* start Input records *

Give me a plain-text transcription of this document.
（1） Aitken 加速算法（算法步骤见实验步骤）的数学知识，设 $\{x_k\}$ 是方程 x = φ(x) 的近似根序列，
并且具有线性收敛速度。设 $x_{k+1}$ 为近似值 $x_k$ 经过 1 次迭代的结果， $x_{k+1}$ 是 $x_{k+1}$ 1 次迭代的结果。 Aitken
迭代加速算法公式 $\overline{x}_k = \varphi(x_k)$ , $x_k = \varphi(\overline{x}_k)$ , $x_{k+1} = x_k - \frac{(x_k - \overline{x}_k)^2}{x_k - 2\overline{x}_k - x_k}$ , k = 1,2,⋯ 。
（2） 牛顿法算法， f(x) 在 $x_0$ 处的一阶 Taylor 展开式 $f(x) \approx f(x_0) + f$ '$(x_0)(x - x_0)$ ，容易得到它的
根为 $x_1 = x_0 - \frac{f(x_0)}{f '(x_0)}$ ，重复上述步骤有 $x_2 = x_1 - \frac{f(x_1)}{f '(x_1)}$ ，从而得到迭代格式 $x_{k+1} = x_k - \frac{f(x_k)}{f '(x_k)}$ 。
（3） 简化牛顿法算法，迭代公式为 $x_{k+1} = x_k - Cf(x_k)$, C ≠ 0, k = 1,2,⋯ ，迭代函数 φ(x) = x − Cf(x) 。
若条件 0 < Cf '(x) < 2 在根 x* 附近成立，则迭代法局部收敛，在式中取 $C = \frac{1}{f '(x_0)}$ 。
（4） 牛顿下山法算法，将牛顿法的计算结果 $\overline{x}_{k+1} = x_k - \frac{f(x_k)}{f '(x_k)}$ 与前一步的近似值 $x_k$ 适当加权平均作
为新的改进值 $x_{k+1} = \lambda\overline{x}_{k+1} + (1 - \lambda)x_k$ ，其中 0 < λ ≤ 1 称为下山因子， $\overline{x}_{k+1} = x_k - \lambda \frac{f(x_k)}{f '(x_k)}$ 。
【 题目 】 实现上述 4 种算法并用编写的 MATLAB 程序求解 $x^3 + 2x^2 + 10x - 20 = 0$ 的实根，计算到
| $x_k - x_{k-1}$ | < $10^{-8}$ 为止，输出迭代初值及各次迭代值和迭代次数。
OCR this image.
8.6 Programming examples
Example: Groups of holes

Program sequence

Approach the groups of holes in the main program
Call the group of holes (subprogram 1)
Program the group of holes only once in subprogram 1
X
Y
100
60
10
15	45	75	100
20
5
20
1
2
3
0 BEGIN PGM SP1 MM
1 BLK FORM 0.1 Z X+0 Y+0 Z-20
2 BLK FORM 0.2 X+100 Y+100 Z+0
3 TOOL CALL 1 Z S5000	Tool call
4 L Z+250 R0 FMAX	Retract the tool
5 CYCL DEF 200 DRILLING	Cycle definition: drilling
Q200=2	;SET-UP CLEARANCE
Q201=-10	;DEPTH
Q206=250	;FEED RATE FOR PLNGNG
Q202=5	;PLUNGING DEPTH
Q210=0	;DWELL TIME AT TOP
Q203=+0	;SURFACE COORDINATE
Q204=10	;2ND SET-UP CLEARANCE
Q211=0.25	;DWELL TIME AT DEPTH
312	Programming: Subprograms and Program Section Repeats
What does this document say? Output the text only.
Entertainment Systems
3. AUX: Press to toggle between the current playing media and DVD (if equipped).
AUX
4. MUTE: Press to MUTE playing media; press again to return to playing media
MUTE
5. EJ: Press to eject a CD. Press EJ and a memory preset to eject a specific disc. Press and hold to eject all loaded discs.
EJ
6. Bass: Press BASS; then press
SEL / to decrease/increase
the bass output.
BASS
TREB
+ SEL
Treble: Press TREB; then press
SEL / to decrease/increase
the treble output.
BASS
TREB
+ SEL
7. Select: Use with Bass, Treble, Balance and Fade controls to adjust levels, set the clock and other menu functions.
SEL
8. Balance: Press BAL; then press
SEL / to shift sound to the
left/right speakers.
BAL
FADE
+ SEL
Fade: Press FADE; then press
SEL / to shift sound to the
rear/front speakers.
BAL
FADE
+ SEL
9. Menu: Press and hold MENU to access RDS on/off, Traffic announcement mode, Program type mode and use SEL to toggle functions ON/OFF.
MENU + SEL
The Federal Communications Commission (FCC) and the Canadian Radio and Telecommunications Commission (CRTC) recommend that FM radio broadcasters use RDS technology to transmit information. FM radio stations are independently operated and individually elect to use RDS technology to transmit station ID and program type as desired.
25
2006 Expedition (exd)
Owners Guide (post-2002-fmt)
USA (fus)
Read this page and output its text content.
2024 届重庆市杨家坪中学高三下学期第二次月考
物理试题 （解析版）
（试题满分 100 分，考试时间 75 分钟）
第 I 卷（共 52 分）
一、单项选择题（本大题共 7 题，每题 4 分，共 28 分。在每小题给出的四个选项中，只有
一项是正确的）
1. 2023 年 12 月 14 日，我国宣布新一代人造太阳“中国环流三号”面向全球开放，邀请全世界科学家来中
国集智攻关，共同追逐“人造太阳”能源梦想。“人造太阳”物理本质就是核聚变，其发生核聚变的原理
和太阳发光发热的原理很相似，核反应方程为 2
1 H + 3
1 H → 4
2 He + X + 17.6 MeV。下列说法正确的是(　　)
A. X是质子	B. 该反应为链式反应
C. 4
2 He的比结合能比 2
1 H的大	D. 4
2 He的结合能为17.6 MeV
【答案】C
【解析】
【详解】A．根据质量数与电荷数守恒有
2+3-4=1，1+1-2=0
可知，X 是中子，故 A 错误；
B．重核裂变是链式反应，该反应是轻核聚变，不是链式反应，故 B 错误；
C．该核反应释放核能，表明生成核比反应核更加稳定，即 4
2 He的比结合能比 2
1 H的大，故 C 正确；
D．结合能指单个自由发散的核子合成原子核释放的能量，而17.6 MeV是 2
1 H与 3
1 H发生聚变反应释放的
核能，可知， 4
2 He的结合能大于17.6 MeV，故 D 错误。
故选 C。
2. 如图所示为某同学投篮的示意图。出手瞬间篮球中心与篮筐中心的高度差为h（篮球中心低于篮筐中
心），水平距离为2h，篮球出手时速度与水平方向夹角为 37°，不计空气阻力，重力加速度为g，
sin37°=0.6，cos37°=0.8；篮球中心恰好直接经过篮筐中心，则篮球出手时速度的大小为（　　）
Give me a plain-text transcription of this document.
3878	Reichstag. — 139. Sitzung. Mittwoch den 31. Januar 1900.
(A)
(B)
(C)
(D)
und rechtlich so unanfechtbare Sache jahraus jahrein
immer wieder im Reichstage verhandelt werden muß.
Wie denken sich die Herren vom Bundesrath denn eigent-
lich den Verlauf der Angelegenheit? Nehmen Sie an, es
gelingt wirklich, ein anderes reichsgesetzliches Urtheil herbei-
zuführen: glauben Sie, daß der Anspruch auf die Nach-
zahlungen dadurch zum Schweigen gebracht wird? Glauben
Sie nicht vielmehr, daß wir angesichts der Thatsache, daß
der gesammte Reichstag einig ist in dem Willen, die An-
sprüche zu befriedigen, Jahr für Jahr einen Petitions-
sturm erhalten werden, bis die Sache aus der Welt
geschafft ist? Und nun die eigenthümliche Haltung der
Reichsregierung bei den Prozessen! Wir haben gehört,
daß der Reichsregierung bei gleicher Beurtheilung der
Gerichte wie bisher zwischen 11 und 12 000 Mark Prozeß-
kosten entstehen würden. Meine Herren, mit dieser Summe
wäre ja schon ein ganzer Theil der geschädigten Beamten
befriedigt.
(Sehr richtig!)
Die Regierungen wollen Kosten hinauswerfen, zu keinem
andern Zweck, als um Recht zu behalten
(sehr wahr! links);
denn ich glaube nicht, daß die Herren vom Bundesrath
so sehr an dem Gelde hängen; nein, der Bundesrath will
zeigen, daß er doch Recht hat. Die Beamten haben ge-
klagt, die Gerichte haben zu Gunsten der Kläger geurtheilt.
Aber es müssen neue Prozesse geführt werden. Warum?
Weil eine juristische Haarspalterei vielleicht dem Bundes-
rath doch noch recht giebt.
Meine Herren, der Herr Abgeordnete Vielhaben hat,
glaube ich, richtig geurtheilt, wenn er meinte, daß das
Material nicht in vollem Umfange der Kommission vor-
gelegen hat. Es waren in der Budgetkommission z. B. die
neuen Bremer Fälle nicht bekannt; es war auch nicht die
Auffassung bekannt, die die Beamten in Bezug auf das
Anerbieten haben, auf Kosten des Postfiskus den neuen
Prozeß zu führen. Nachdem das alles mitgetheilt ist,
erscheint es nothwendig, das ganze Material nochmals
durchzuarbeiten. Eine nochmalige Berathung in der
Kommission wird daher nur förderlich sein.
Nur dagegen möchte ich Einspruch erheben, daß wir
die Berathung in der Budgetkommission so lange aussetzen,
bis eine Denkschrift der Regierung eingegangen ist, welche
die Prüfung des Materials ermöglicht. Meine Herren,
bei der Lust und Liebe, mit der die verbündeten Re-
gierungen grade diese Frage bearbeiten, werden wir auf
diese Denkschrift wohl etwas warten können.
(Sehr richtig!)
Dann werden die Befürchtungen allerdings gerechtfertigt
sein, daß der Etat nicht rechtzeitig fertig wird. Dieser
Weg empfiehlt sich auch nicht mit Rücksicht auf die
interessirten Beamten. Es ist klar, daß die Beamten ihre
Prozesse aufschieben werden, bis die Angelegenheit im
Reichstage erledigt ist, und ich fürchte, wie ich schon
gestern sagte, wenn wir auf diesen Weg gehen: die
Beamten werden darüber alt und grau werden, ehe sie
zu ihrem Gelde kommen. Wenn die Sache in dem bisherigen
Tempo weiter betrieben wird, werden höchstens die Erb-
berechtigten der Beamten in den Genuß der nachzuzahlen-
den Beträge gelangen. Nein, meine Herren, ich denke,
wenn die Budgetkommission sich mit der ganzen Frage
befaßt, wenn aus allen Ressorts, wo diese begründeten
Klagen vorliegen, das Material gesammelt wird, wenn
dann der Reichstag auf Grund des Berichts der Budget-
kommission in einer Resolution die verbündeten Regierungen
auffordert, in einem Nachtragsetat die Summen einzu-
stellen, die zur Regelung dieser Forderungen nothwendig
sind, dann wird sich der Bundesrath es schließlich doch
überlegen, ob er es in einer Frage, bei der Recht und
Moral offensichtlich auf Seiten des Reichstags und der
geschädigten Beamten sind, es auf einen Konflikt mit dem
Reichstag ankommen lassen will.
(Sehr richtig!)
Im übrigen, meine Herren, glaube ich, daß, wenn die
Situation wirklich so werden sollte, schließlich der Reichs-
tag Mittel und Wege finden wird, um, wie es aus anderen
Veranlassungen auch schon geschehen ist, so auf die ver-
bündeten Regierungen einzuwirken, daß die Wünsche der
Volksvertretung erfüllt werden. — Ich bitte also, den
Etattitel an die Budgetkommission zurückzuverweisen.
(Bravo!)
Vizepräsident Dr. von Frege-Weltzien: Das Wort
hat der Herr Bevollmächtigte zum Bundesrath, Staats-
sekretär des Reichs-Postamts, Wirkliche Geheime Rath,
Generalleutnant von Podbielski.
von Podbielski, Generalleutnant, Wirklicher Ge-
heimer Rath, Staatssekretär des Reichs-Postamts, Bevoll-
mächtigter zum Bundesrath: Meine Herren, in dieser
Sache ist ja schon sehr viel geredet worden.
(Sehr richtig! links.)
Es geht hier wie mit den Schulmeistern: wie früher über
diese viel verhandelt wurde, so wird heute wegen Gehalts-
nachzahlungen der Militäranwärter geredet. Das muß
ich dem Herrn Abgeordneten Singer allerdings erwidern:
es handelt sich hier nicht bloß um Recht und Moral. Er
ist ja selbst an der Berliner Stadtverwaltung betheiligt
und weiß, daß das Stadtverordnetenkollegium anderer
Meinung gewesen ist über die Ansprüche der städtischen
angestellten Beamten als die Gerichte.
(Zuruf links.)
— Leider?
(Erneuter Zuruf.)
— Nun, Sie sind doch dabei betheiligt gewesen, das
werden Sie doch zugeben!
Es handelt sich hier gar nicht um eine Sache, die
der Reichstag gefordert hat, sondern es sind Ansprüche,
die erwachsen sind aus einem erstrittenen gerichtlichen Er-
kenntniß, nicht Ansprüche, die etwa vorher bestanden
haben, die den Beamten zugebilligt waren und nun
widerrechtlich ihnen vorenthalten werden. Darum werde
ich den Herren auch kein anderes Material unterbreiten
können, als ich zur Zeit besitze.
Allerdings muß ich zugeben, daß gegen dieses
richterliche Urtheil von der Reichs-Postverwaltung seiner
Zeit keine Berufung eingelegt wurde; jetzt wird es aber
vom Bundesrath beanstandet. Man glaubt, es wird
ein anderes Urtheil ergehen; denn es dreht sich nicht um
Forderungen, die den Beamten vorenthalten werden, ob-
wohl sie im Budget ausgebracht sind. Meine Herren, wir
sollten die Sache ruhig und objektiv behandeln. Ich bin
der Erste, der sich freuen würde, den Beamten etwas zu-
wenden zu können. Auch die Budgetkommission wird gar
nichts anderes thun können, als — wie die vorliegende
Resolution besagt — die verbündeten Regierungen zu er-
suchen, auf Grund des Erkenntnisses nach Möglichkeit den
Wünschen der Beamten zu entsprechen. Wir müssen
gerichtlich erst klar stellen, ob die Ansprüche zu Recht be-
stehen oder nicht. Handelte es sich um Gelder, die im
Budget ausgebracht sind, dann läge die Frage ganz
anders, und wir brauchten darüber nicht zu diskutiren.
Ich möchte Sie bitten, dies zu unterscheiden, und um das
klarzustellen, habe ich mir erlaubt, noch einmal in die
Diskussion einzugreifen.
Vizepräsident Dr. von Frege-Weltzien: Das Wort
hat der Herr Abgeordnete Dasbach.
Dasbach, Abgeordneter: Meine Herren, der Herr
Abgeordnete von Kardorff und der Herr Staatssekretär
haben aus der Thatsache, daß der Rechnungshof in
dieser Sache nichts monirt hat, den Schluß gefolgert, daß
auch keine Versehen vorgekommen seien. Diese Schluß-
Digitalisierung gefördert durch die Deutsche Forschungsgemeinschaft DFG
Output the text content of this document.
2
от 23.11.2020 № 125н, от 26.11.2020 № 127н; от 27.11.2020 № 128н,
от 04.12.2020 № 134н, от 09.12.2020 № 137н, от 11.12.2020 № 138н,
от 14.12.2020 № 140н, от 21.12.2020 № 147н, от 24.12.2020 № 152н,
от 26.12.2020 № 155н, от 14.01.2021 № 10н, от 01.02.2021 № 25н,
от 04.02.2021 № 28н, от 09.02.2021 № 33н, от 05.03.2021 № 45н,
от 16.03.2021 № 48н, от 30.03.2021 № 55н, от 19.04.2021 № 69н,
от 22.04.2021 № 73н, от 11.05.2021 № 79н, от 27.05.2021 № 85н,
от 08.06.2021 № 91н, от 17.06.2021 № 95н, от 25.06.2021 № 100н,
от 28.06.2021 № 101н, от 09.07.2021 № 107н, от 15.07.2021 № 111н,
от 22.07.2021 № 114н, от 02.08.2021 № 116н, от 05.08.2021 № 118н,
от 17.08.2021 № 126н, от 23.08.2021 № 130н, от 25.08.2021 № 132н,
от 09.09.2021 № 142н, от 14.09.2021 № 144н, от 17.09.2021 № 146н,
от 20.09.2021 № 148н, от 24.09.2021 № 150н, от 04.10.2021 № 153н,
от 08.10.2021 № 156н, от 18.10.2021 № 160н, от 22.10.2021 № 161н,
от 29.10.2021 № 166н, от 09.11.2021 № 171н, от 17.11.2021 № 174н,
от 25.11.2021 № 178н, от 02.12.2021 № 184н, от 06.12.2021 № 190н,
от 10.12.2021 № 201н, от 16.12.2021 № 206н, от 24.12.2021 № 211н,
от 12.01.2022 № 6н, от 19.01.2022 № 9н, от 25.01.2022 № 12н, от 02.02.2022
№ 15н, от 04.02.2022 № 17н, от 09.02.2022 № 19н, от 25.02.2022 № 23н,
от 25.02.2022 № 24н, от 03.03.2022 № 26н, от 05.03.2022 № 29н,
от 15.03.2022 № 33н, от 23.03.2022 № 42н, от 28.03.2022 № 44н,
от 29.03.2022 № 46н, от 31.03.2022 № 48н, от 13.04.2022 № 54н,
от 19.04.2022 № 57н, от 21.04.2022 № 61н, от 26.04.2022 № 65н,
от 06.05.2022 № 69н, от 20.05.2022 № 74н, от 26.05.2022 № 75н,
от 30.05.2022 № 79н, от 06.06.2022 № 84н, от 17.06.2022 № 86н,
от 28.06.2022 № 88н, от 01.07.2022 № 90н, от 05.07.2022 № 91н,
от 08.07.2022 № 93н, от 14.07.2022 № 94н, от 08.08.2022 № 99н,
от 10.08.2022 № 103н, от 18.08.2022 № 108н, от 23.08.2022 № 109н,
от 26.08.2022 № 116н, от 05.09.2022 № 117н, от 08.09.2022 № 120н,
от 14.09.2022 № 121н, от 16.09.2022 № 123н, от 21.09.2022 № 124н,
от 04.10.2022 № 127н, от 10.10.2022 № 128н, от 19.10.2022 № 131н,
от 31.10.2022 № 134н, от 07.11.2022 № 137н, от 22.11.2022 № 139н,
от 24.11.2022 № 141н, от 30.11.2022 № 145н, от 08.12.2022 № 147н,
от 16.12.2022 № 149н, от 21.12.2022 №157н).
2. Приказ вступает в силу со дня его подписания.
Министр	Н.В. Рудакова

* end Input records *

Directions for this task ▸
Among the entries above, identify all lines with "verhandelt" and copy them.

Full response ▸
immer wieder im Reichstage verhandelt werden muß.
diese viel verhandelt wurde, so wird heute wegen Gehalts-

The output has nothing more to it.